== YOUR TASK ==
In the copy, include every entry exactly but none of the pictures.

Excerpt from a dataset:
★ ★ ★ ★ ★

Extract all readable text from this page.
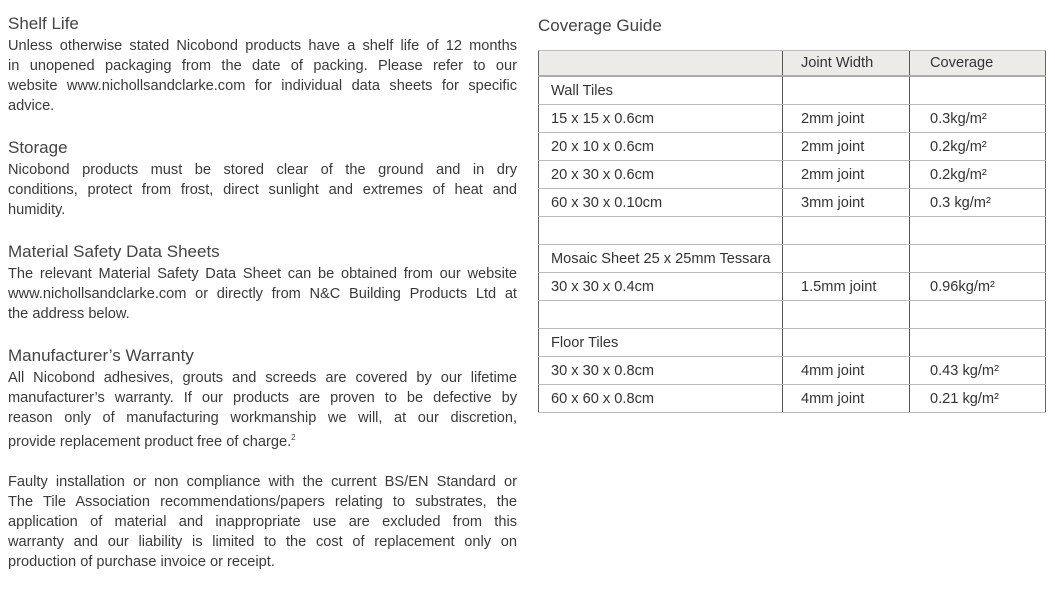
Shelf Life
Unless otherwise stated Nicobond products have a shelf life of 12 months
in unopened packaging from the date of packing. Please refer to our
website www.nichollsandclarke.com for individual data sheets for specific
advice.
Storage
Nicobond products must be stored clear of the ground and in dry
conditions, protect from frost, direct sunlight and extremes of heat and
humidity.
Material Safety Data Sheets
The relevant Material Safety Data Sheet can be obtained from our website
www.nichollsandclarke.com or directly from N&C Building Products Ltd at
the address below.
Manufacturer’s Warranty
All Nicobond adhesives, grouts and screeds are covered by our lifetime
manufacturer’s warranty. If our products are proven to be defective by
reason only of manufacturing workmanship we will, at our discretion,
provide replacement product free of charge.$^2$
Faulty installation or non compliance with the current BS/EN Standard or
The Tile Association recommendations/papers relating to substrates, the
application of material and inappropriate use are excluded from this
warranty and our liability is limited to the cost of replacement only on
production of purchase invoice or receipt.
Coverage Guide
	Joint Width	Coverage
Wall Tiles		
15 x 15 x 0.6cm	2mm joint	0.3kg/m²
20 x 10 x 0.6cm	2mm joint	0.2kg/m²
20 x 30 x 0.6cm	2mm joint	0.2kg/m²
60 x 30 x 0.10cm	3mm joint	0.3 kg/m²

Mosaic Sheet 25 x 25mm Tessara		
30 x 30 x 0.4cm	1.5mm joint	0.96kg/m²

Floor Tiles		
30 x 30 x 0.8cm	4mm joint	0.43 kg/m²
60 x 60 x 0.8cm	4mm joint	0.21 kg/m²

★ ★ ★ ★ ★

== RESPONSE FOR THIS EXERCISE ==
Extract all readable text from this page.
Shelf Life
Unless otherwise stated Nicobond products have a shelf life of 12 months
in unopened packaging from the date of packing. Please refer to our
website www.nichollsandclarke.com for individual data sheets for specific
advice.
Storage
Nicobond products must be stored clear of the ground and in dry
conditions, protect from frost, direct sunlight and extremes of heat and
humidity.
Material Safety Data Sheets
The relevant Material Safety Data Sheet can be obtained from our website
www.nichollsandclarke.com or directly from N&C Building Products Ltd at
the address below.
Manufacturer’s Warranty
All Nicobond adhesives, grouts and screeds are covered by our lifetime
manufacturer’s warranty. If our products are proven to be defective by
reason only of manufacturing workmanship we will, at our discretion,
provide replacement product free of charge.$^2$
Faulty installation or non compliance with the current BS/EN Standard or
The Tile Association recommendations/papers relating to substrates, the
application of material and inappropriate use are excluded from this
warranty and our liability is limited to the cost of replacement only on
production of purchase invoice or receipt.
Coverage Guide
	Joint Width	Coverage
Wall Tiles		
15 x 15 x 0.6cm	2mm joint	0.3kg/m²
20 x 10 x 0.6cm	2mm joint	0.2kg/m²
20 x 30 x 0.6cm	2mm joint	0.2kg/m²
60 x 30 x 0.10cm	3mm joint	0.3 kg/m²

Mosaic Sheet 25 x 25mm Tessara		
30 x 30 x 0.4cm	1.5mm joint	0.96kg/m²

Floor Tiles		
30 x 30 x 0.8cm	4mm joint	0.43 kg/m²
60 x 60 x 0.8cm	4mm joint	0.21 kg/m²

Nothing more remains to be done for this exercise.